> Exercise description
Write out the whole of the material exactly.

> Dataset extract
......

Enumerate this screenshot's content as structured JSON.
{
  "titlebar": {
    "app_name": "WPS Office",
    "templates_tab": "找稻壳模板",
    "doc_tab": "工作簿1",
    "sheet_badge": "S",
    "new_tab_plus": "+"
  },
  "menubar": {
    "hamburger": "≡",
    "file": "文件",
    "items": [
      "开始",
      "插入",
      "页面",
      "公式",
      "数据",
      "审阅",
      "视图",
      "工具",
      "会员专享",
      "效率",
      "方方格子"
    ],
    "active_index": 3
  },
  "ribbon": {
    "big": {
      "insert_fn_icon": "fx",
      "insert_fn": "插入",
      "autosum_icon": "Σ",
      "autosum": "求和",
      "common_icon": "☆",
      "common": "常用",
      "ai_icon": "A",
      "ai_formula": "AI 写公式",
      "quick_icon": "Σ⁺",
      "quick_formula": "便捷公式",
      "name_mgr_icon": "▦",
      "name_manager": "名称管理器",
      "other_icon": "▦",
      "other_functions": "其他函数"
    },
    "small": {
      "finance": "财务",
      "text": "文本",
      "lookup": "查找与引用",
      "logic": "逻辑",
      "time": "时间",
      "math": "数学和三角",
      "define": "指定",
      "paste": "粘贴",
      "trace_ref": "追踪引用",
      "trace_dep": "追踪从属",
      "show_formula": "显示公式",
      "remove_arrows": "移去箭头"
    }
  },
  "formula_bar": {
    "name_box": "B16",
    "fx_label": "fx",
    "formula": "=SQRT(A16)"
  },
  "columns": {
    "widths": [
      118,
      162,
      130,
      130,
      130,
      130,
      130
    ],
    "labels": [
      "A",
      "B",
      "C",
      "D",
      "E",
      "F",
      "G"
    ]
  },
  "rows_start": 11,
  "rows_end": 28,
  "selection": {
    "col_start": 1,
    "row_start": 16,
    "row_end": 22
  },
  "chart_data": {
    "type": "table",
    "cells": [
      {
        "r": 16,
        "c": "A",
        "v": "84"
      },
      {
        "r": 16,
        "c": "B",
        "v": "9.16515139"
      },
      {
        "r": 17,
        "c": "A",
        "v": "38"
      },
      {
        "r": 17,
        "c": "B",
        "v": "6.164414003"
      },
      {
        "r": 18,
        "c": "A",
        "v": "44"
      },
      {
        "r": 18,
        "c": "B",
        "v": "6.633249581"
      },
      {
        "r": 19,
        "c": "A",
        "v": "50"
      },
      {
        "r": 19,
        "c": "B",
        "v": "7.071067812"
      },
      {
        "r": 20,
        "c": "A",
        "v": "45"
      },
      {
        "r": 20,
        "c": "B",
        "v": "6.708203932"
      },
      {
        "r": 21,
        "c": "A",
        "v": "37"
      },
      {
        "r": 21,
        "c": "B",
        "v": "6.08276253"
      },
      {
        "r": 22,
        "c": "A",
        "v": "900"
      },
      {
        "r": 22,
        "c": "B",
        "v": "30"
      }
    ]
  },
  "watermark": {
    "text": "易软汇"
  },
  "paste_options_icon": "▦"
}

......

> Task output
Enumerate this screenshot's content as structured JSON.
{
  "titlebar": {
    "app_name": "WPS Office",
    "templates_tab": "找稻壳模板",
    "doc_tab": "工作簿1",
    "sheet_badge": "S",
    "new_tab_plus": "+"
  },
  "menubar": {
    "hamburger": "≡",
    "file": "文件",
    "items": [
      "开始",
      "插入",
      "页面",
      "公式",
      "数据",
      "审阅",
      "视图",
      "工具",
      "会员专享",
      "效率",
      "方方格子"
    ],
    "active_index": 3
  },
  "ribbon": {
    "big": {
      "insert_fn_icon": "fx",
      "insert_fn": "插入",
      "autosum_icon": "Σ",
      "autosum": "求和",
      "common_icon": "☆",
      "common": "常用",
      "ai_icon": "A",
      "ai_formula": "AI 写公式",
      "quick_icon": "Σ⁺",
      "quick_formula": "便捷公式",
      "name_mgr_icon": "▦",
      "name_manager": "名称管理器",
      "other_icon": "▦",
      "other_functions": "其他函数"
    },
    "small": {
      "finance": "财务",
      "text": "文本",
      "lookup": "查找与引用",
      "logic": "逻辑",
      "time": "时间",
      "math": "数学和三角",
      "define": "指定",
      "paste": "粘贴",
      "trace_ref": "追踪引用",
      "trace_dep": "追踪从属",
      "show_formula": "显示公式",
      "remove_arrows": "移去箭头"
    }
  },
  "formula_bar": {
    "name_box": "B16",
    "fx_label": "fx",
    "formula": "=SQRT(A16)"
  },
  "columns": {
    "widths": [
      118,
      162,
      130,
      130,
      130,
      130,
      130
    ],
    "labels": [
      "A",
      "B",
      "C",
      "D",
      "E",
      "F",
      "G"
    ]
  },
  "rows_start": 11,
  "rows_end": 28,
  "selection": {
    "col_start": 1,
    "row_start": 16,
    "row_end": 22
  },
  "chart_data": {
    "type": "table",
    "cells": [
      {
        "r": 16,
        "c": "A",
        "v": "84"
      },
      {
        "r": 16,
        "c": "B",
        "v": "9.16515139"
      },
      {
        "r": 17,
        "c": "A",
        "v": "38"
      },
      {
        "r": 17,
        "c": "B",
        "v": "6.164414003"
      },
      {
        "r": 18,
        "c": "A",
        "v": "44"
      },
      {
        "r": 18,
        "c": "B",
        "v": "6.633249581"
      },
      {
        "r": 19,
        "c": "A",
        "v": "50"
      },
      {
        "r": 19,
        "c": "B",
        "v": "7.071067812"
      },
      {
        "r": 20,
        "c": "A",
        "v": "45"
      },
      {
        "r": 20,
        "c": "B",
        "v": "6.708203932"
      },
      {
        "r": 21,
        "c": "A",
        "v": "37"
      },
      {
        "r": 21,
        "c": "B",
        "v": "6.08276253"
      },
      {
        "r": 22,
        "c": "A",
        "v": "900"
      },
      {
        "r": 22,
        "c": "B",
        "v": "30"
      }
    ]
  },
  "watermark": {
    "text": "易软汇"
  },
  "paste_options_icon": "▦"
}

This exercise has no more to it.